======== Provided records

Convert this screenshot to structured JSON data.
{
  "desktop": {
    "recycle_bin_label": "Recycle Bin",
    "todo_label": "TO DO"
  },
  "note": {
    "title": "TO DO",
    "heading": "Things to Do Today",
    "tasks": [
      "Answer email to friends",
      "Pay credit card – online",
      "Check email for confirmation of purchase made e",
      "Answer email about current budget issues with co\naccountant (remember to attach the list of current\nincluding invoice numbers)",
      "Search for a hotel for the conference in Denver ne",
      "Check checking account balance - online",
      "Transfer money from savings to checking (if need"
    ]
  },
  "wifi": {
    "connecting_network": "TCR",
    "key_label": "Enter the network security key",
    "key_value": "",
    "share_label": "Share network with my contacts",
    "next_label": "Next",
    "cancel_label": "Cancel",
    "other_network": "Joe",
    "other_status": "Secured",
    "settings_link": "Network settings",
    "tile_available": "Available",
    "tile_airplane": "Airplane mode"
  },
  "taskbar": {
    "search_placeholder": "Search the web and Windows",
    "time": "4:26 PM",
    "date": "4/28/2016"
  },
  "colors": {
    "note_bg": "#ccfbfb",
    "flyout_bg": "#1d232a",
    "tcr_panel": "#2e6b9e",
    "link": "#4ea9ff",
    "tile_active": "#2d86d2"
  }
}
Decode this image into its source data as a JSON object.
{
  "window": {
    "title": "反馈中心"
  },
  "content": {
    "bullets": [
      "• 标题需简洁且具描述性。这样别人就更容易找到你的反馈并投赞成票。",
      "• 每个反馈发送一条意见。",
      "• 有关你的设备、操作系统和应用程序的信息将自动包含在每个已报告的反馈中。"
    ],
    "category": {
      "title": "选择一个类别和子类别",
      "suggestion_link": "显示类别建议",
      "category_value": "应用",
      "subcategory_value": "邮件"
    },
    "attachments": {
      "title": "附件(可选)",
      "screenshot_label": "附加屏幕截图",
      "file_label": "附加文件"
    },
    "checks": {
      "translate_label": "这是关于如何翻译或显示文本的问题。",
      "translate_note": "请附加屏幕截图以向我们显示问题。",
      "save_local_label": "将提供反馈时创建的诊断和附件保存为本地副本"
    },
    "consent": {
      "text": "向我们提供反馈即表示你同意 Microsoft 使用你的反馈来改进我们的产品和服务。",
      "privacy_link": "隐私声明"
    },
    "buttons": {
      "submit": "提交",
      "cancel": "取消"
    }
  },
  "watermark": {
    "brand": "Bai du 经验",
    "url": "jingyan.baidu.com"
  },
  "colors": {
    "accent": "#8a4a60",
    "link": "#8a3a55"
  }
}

================

**Job**
Print the material verbatim, all of it.

**Answer to this problem**
Convert this screenshot to structured JSON data.
{
  "desktop": {
    "recycle_bin_label": "Recycle Bin",
    "todo_label": "TO DO"
  },
  "note": {
    "title": "TO DO",
    "heading": "Things to Do Today",
    "tasks": [
      "Answer email to friends",
      "Pay credit card – online",
      "Check email for confirmation of purchase made e",
      "Answer email about current budget issues with co\naccountant (remember to attach the list of current\nincluding invoice numbers)",
      "Search for a hotel for the conference in Denver ne",
      "Check checking account balance - online",
      "Transfer money from savings to checking (if need"
    ]
  },
  "wifi": {
    "connecting_network": "TCR",
    "key_label": "Enter the network security key",
    "key_value": "",
    "share_label": "Share network with my contacts",
    "next_label": "Next",
    "cancel_label": "Cancel",
    "other_network": "Joe",
    "other_status": "Secured",
    "settings_link": "Network settings",
    "tile_available": "Available",
    "tile_airplane": "Airplane mode"
  },
  "taskbar": {
    "search_placeholder": "Search the web and Windows",
    "time": "4:26 PM",
    "date": "4/28/2016"
  },
  "colors": {
    "note_bg": "#ccfbfb",
    "flyout_bg": "#1d232a",
    "tcr_panel": "#2e6b9e",
    "link": "#4ea9ff",
    "tile_active": "#2d86d2"
  }
}
Decode this image into its source data as a JSON object.
{
  "window": {
    "title": "反馈中心"
  },
  "content": {
    "bullets": [
      "• 标题需简洁且具描述性。这样别人就更容易找到你的反馈并投赞成票。",
      "• 每个反馈发送一条意见。",
      "• 有关你的设备、操作系统和应用程序的信息将自动包含在每个已报告的反馈中。"
    ],
    "category": {
      "title": "选择一个类别和子类别",
      "suggestion_link": "显示类别建议",
      "category_value": "应用",
      "subcategory_value": "邮件"
    },
    "attachments": {
      "title": "附件(可选)",
      "screenshot_label": "附加屏幕截图",
      "file_label": "附加文件"
    },
    "checks": {
      "translate_label": "这是关于如何翻译或显示文本的问题。",
      "translate_note": "请附加屏幕截图以向我们显示问题。",
      "save_local_label": "将提供反馈时创建的诊断和附件保存为本地副本"
    },
    "consent": {
      "text": "向我们提供反馈即表示你同意 Microsoft 使用你的反馈来改进我们的产品和服务。",
      "privacy_link": "隐私声明"
    },
    "buttons": {
      "submit": "提交",
      "cancel": "取消"
    }
  },
  "watermark": {
    "brand": "Bai du 经验",
    "url": "jingyan.baidu.com"
  },
  "colors": {
    "accent": "#8a4a60",
    "link": "#8a3a55"
  }
}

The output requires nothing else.